Scan the data below for the string "SLTP". Show every line where it turns up.

# # # #

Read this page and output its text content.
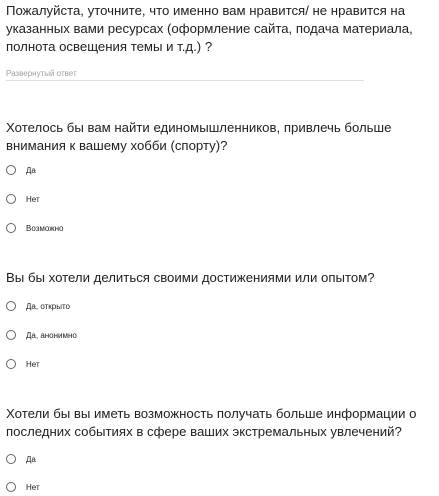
Пожалуйста, уточните, что именно вам нравится/ не нравится на указанных вами ресурсах (оформление сайта, подача материала, полнота освещения темы и т.д.) ?
Развернутый ответ
Хотелось бы вам найти единомышленников, привлечь больше внимания к вашему хобби (спорту)?
Да
Нет
Возможно
Вы бы хотели делиться своими достижениями или опытом?
Да, открыто
Да, анонимно
Нет
Хотели бы вы иметь возможность получать больше информации о последних событиях в сфере ваших экстремальных увлечений?
Да
Нет
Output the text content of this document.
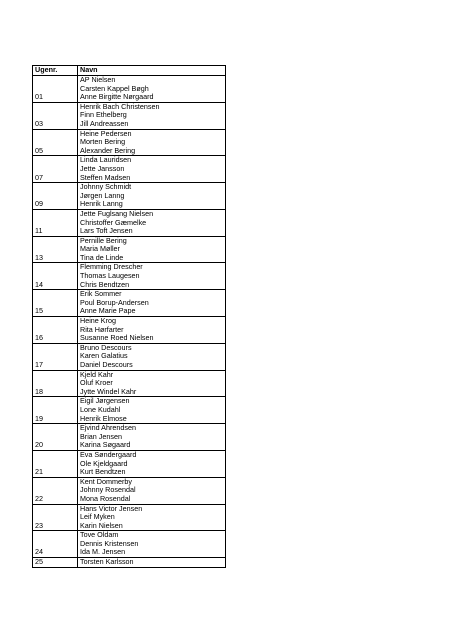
Ugenr.	Navn
01	AP Nielsen
Carsten Kappel Bøgh
Anne Birgitte Nørgaard

03	Henrik Bach Christensen
Finn Ethelberg
Jill Andreassen

05	Heine Pedersen
Morten Bering
Alexander Bering

07	Linda Lauridsen
Jette Jansson
Steffen Madsen

09	Johnny Schmidt
Jørgen Lanng
Henrik Lanng

11	Jette Fuglsang Nielsen
Christoffer Gæmelke
Lars Toft Jensen

13	Pernille Bering
Maria Møller
Tina de Linde

14	Flemming Drescher
Thomas Laugesen
Chris Bendtzen

15	Erik Sommer
Poul Borup-Andersen
Anne Marie Pape

16	Heine Krog
Rita Hørfarter
Susanne Roed Nielsen

17	Bruno Descours
Karen Galatius
Daniel Descours

18	Kjeld Kahr
Oluf Kroer
Jytte Windel Kahr

19	Eigil Jørgensen
Lone Kudahl
Henrik Elmose

20	Ejvind Ahrendsen
Brian Jensen
Karina Søgaard

21	Eva Søndergaard
Ole Kjeldgaard
Kurt Bendtzen

22	Kent Dommerby
Johnny Rosendal
Mona Rosendal

23	Hans Victor Jensen
Leif Myken
Karin Nielsen

24	Tove Oldam
Dennis Kristensen
Ida M. Jensen

25	Torsten Karlsson
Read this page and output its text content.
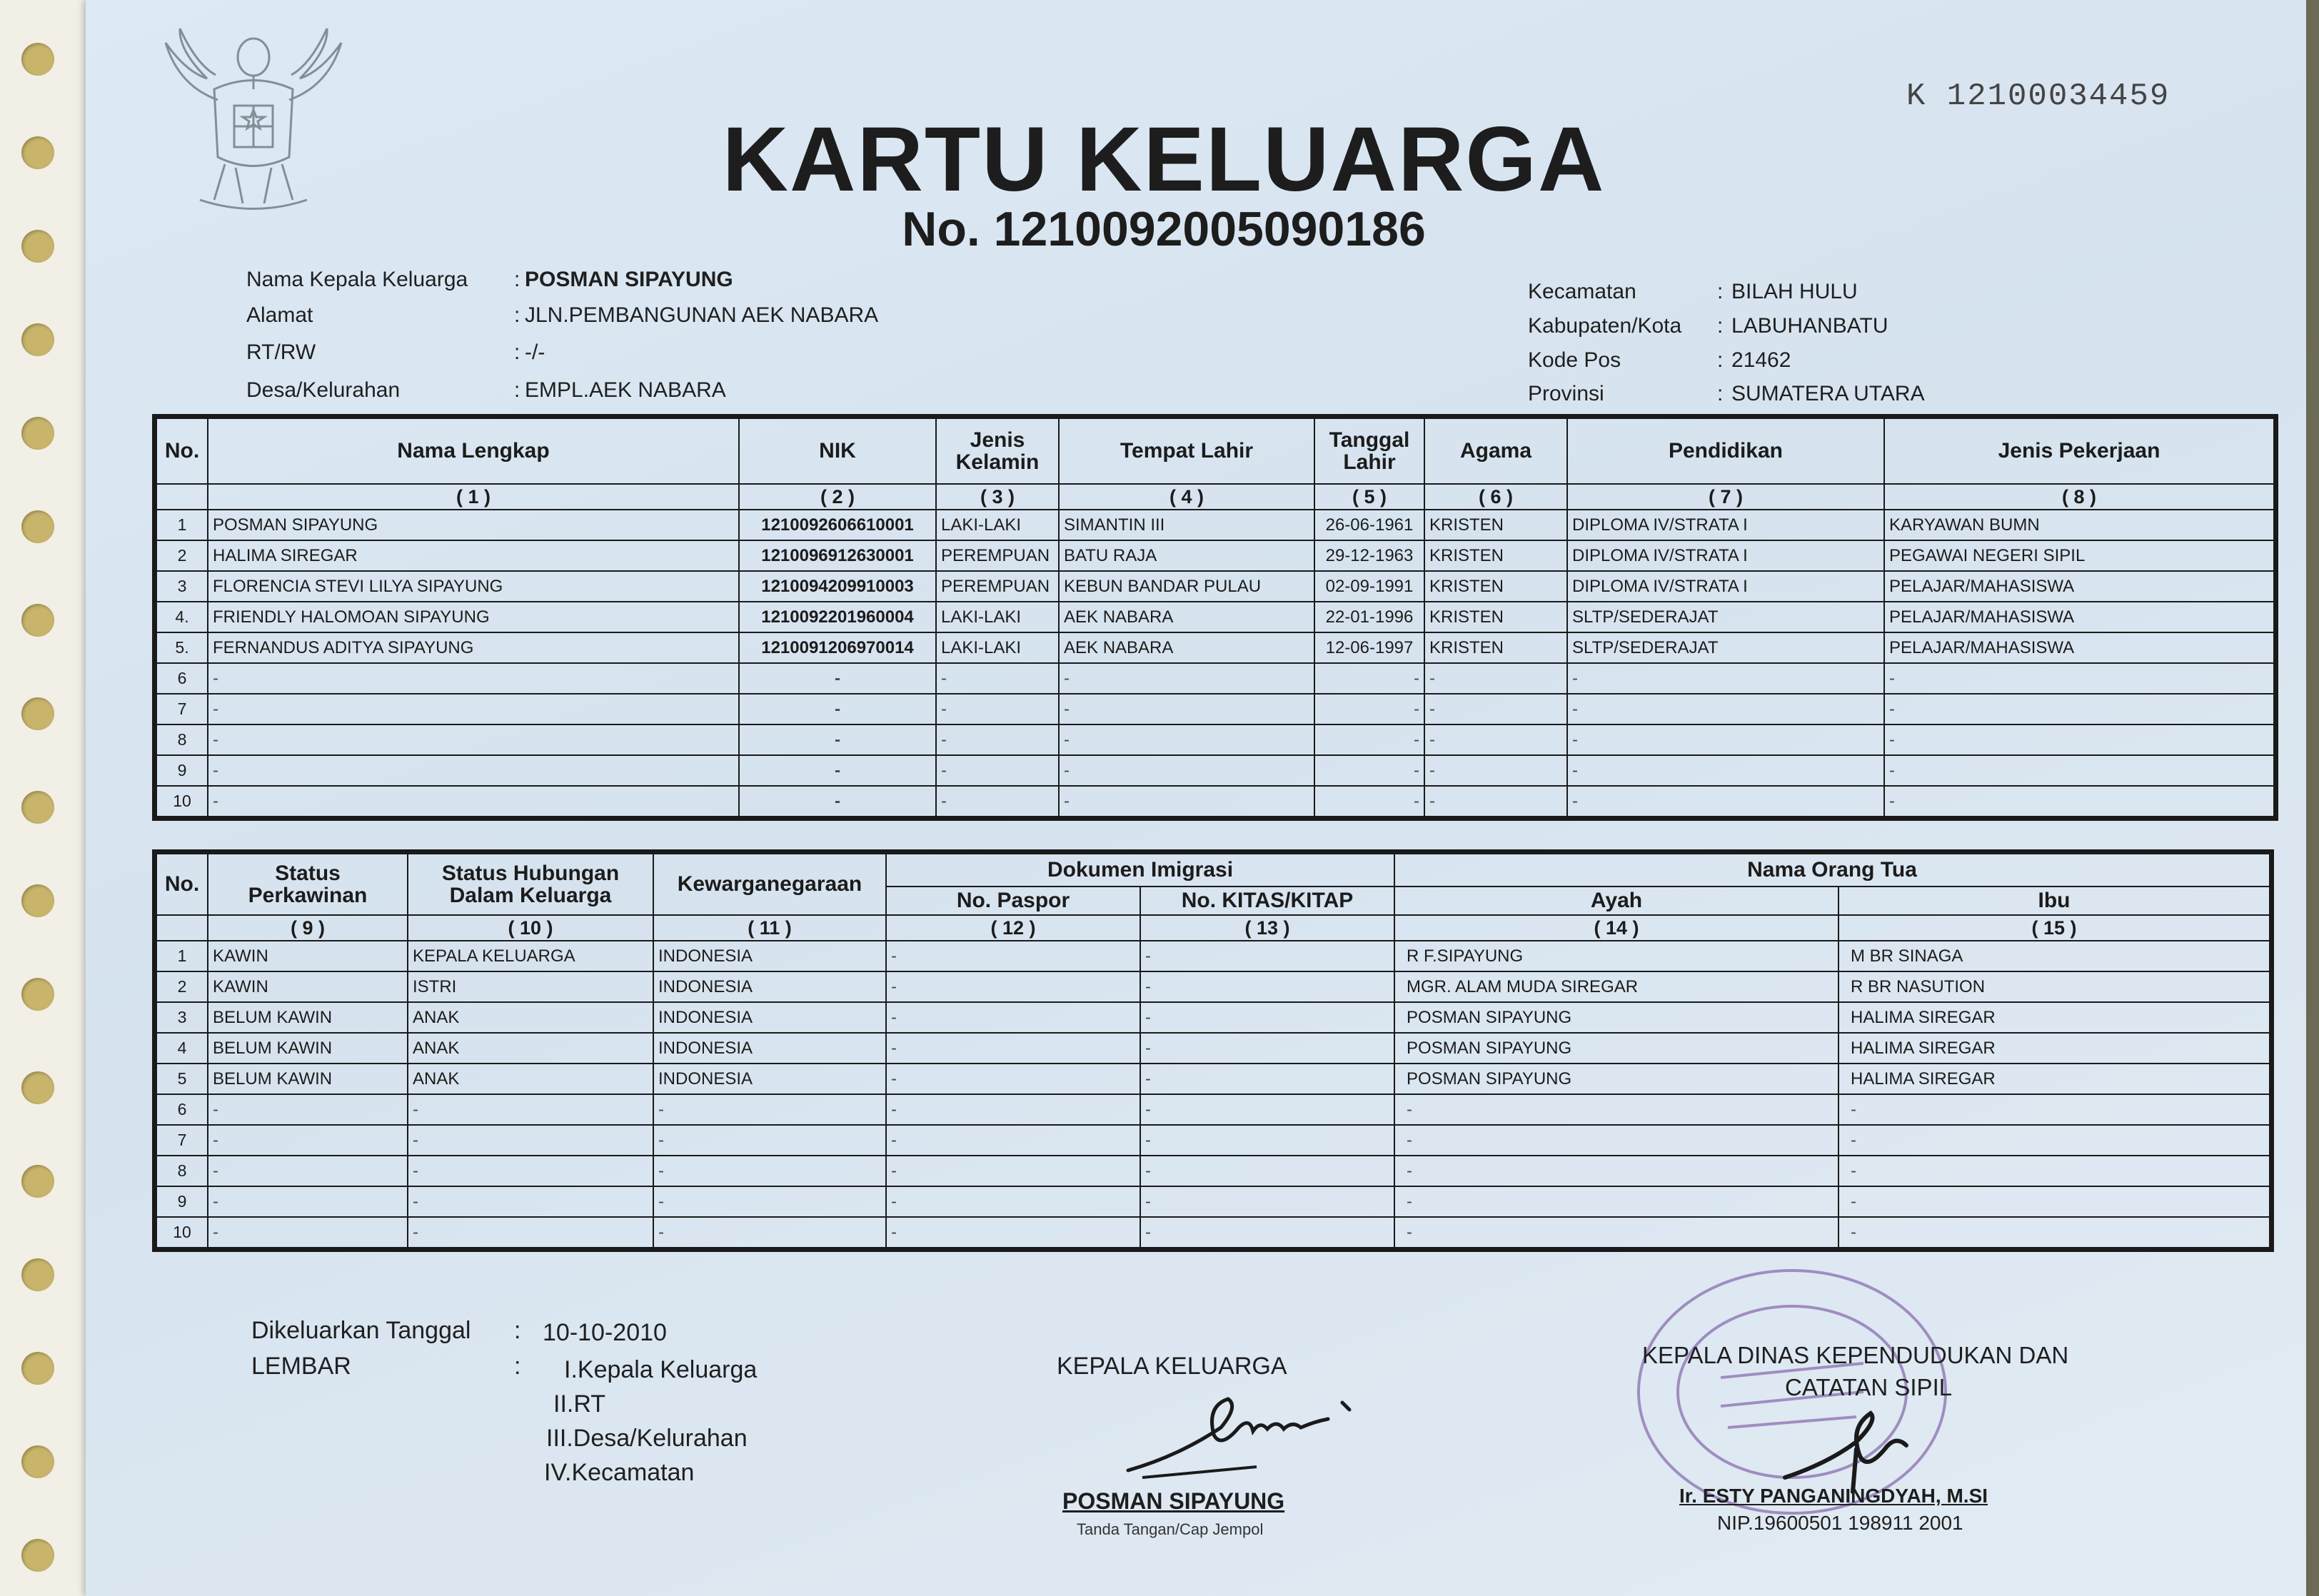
K 12100034459
KARTU KELUARGA
No. 1210092005090186
Nama Kepala Keluarga : POSMAN SIPAYUNG
Alamat	: JLN.PEMBANGUNAN AEK NABARA
RT/RW	: -/-
Desa/Kelurahan	: EMPL.AEK NABARA
Kecamatan	: BILAH HULU
Kabupaten/Kota : LABUHANBATU
Kode Pos	: 21462
Provinsi	: SUMATERA UTARA
No.	Nama Lengkap	NIK	Jenis Kelamin	Tempat Lahir	Tanggal Lahir	Agama	Pendidikan	Jenis Pekerjaan
	( 1 )	( 2 )	( 3 )	( 4 )	( 5 )	( 6 )	( 7 )	( 8 )
1	POSMAN SIPAYUNG	1210092606610001	LAKI-LAKI	SIMANTIN III	26-06-1961	KRISTEN	DIPLOMA IV/STRATA I	KARYAWAN BUMN
2	HALIMA SIREGAR	1210096912630001	PEREMPUAN	BATU RAJA	29-12-1963	KRISTEN	DIPLOMA IV/STRATA I	PEGAWAI NEGERI SIPIL
3	FLORENCIA STEVI LILYA SIPAYUNG	1210094209910003	PEREMPUAN	KEBUN BANDAR PULAU	02-09-1991	KRISTEN	DIPLOMA IV/STRATA I	PELAJAR/MAHASISWA
4.	FRIENDLY HALOMOAN SIPAYUNG	1210092201960004	LAKI-LAKI	AEK NABARA	22-01-1996	KRISTEN	SLTP/SEDERAJAT	PELAJAR/MAHASISWA
5.	FERNANDUS ADITYA SIPAYUNG	1210091206970014	LAKI-LAKI	AEK NABARA	12-06-1997	KRISTEN	SLTP/SEDERAJAT	PELAJAR/MAHASISWA
6	-	-	-	-	-	-	-	-
7	-	-	-	-	-	-	-	-
8	-	-	-	-	-	-	-	-
9	-	-	-	-	-	-	-	-
10	-	-	-	-	-	-	-	-
No.	Status Perkawinan	Status Hubungan Dalam Keluarga	Kewarganegaraan	Dokumen Imigrasi		Nama Orang Tua	
				No. Paspor	No. KITAS/KITAP	Ayah	Ibu
	( 9 )	( 10 )	( 11 )	( 12 )	( 13 )	( 14 )	( 15 )
1	KAWIN	KEPALA KELUARGA	INDONESIA	-	-	R F.SIPAYUNG	M BR SINAGA
2	KAWIN	ISTRI	INDONESIA	-	-	MGR. ALAM MUDA SIREGAR	R BR NASUTION
3	BELUM KAWIN	ANAK	INDONESIA	-	-	POSMAN SIPAYUNG	HALIMA SIREGAR
4	BELUM KAWIN	ANAK	INDONESIA	-	-	POSMAN SIPAYUNG	HALIMA SIREGAR
5	BELUM KAWIN	ANAK	INDONESIA	-	-	POSMAN SIPAYUNG	HALIMA SIREGAR
6	-	-	-	-	-	-	-
7	-	-	-	-	-	-	-
8	-	-	-	-	-	-	-
9	-	-	-	-	-	-	-
10	-	-	-	-	-	-	-
Dikeluarkan Tanggal : 10-10-2010
LEMBAR	: I.Kepala Keluarga
II.RT
III.Desa/Kelurahan
IV.Kecamatan
KEPALA KELUARGA
POSMAN SIPAYUNG
Tanda Tangan/Cap Jempol
KEPALA DINAS KEPENDUDUKAN DAN
CATATAN SIPIL
Ir. ESTY PANGANINGDYAH, M.SI
NIP.19600501 198911 2001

# # # #

• **Full response**:
4.	FRIENDLY HALOMOAN SIPAYUNG	1210092201960004	LAKI-LAKI	AEK NABARA	22-01-1996	KRISTEN	SLTP/SEDERAJAT	PELAJAR/MAHASISWA
5.	FERNANDUS ADITYA SIPAYUNG	1210091206970014	LAKI-LAKI	AEK NABARA	12-06-1997	KRISTEN	SLTP/SEDERAJAT	PELAJAR/MAHASISWA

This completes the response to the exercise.